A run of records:
════════════════════
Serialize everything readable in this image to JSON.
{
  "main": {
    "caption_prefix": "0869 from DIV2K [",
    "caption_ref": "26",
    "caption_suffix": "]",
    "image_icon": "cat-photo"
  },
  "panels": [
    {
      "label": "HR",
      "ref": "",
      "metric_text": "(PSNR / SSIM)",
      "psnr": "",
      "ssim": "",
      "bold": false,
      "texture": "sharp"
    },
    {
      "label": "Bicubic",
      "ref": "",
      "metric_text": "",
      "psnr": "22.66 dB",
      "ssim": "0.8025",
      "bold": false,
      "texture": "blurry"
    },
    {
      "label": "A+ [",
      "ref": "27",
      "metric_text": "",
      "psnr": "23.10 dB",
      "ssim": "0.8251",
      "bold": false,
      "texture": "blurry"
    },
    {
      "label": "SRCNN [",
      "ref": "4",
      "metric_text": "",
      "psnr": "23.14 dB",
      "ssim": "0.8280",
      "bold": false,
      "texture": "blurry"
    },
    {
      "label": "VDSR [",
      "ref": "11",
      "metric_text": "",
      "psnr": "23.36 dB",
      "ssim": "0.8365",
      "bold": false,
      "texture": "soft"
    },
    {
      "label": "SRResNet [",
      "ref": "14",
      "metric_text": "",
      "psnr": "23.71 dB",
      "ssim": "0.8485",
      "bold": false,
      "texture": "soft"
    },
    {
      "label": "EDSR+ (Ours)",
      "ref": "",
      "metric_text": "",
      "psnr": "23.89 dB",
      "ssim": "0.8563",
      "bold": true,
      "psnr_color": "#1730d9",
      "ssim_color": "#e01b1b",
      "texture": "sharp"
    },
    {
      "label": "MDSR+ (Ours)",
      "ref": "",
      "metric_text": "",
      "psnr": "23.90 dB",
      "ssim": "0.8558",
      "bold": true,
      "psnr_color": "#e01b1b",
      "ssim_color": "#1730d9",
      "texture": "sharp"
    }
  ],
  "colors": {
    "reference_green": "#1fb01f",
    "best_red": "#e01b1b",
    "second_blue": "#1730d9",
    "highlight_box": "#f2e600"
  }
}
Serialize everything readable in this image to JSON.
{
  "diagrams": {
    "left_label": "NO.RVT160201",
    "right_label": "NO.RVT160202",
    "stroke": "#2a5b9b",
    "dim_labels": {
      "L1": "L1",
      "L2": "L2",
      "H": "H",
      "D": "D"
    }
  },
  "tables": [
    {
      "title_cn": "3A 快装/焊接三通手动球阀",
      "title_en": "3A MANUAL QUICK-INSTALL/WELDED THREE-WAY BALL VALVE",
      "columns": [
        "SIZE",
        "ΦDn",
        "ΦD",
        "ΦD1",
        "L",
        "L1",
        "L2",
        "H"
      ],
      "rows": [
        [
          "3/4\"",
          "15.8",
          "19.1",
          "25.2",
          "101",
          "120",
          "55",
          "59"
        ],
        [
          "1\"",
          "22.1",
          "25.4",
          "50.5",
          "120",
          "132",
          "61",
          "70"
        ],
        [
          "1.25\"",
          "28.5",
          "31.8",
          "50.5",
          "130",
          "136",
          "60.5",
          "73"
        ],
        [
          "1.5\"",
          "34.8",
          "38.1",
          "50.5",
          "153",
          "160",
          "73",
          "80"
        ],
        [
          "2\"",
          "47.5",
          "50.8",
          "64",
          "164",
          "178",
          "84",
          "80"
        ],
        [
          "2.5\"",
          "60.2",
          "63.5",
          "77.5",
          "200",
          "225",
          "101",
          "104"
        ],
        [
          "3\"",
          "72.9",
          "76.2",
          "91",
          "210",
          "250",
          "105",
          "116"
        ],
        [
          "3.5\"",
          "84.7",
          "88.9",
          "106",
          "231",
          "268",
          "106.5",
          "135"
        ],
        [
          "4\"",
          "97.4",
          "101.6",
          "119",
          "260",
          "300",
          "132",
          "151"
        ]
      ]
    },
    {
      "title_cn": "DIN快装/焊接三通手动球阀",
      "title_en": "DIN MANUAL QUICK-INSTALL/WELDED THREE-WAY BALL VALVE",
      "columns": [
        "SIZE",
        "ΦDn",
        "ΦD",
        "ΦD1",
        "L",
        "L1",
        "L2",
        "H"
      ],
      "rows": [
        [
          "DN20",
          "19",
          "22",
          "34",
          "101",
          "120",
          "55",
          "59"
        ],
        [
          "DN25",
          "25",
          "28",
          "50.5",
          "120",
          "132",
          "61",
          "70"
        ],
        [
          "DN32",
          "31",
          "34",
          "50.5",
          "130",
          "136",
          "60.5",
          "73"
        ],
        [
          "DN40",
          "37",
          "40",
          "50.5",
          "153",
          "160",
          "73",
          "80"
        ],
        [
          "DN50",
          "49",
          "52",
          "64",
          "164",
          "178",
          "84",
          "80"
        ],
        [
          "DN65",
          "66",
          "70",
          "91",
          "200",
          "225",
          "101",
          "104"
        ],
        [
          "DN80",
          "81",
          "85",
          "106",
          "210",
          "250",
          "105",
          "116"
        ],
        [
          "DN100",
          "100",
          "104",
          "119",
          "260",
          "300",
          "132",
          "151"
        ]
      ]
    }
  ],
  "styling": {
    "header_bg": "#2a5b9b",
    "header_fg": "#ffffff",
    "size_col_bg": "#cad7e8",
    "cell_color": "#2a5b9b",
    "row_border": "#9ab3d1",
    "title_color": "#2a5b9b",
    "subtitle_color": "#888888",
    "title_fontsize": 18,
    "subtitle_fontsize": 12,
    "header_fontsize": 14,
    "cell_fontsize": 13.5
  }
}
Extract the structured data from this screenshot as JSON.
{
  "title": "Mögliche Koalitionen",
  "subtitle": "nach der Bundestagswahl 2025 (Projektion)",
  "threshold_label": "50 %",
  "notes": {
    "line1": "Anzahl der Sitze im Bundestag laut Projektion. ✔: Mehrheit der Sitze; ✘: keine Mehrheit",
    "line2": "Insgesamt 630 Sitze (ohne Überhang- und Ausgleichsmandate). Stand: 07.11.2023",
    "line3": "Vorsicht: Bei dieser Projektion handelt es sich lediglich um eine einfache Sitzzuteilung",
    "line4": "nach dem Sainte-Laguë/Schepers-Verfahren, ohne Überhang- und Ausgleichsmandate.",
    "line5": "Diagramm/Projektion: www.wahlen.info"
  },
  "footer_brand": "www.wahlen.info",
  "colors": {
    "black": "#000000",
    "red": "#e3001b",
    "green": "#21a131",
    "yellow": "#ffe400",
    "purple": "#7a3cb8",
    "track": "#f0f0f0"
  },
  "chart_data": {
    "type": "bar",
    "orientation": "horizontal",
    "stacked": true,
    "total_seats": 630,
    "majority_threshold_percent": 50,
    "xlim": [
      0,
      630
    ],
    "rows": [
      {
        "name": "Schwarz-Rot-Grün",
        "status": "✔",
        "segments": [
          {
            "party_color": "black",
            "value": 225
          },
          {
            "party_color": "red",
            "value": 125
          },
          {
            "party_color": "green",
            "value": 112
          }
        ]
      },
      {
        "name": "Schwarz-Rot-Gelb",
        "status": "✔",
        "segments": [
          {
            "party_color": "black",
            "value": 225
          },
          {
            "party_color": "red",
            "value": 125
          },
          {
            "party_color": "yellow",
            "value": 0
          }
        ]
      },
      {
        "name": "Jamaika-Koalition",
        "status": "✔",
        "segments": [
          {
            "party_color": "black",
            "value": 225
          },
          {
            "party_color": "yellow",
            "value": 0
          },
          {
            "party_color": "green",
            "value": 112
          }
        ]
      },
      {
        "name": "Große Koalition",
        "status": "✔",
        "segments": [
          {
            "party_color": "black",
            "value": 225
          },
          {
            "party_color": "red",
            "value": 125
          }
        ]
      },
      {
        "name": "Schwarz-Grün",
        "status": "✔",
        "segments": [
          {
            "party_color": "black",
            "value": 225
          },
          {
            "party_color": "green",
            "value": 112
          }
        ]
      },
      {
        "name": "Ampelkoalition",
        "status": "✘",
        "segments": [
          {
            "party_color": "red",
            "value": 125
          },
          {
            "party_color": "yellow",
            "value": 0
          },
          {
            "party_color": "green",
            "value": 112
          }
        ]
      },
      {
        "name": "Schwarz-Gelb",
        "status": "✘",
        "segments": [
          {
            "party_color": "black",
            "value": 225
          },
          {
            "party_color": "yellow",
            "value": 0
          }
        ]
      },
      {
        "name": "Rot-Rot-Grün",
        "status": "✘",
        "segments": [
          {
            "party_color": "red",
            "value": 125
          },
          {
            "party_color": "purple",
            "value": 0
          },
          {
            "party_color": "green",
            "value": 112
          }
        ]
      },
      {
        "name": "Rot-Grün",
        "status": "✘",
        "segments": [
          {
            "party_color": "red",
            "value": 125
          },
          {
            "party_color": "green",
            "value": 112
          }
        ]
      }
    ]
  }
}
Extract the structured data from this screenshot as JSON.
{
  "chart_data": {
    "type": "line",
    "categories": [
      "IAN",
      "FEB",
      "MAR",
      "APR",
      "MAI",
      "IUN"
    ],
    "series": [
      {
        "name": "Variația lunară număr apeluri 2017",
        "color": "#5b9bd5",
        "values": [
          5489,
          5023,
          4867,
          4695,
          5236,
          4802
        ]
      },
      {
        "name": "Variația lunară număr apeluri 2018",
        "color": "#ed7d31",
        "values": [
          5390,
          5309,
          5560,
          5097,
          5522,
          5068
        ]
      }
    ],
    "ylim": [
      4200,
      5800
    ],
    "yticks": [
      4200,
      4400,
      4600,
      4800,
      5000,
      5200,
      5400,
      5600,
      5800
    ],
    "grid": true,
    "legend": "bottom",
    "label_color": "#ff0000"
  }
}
════════════════════
Gather all lines with the string "wahlen" from the data.

◆ **Complete response**
    "line5": "Diagramm/Projektion: www.wahlen.info"
  "footer_brand": "www.wahlen.info",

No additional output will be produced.